◆ **WORK TO DO**
Each line that holds the word "name" should be returned.

◆ **STORED ROWS**
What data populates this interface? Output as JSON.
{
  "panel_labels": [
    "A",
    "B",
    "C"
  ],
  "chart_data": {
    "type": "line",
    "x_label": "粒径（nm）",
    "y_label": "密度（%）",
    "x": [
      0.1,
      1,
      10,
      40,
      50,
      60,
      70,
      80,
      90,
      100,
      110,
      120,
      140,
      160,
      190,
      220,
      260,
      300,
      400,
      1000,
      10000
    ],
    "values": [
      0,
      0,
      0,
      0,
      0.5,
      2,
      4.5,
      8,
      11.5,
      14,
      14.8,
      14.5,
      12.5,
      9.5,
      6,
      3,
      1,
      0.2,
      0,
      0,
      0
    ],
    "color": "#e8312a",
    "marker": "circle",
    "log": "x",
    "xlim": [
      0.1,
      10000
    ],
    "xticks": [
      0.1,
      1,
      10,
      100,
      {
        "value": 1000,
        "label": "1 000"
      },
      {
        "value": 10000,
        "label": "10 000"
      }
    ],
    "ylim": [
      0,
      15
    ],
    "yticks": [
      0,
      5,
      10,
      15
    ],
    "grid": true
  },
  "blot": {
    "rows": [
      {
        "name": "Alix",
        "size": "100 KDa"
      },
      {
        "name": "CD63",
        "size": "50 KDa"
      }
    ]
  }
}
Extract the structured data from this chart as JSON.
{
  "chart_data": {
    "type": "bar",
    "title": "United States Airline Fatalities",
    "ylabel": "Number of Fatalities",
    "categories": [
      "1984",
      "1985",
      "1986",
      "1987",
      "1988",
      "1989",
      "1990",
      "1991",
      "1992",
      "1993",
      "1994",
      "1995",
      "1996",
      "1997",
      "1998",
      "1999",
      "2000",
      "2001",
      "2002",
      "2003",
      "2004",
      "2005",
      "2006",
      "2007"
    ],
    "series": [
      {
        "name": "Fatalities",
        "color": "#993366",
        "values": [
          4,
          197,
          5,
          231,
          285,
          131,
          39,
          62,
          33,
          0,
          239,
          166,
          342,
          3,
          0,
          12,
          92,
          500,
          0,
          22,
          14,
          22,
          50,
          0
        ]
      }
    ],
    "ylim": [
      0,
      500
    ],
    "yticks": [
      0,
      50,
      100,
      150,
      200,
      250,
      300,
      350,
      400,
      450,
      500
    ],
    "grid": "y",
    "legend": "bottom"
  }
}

◆ **SOLUTION TO THE EXERCISE**
        "name": "Alix",
        "name": "CD63",
        "name": "Fatalities",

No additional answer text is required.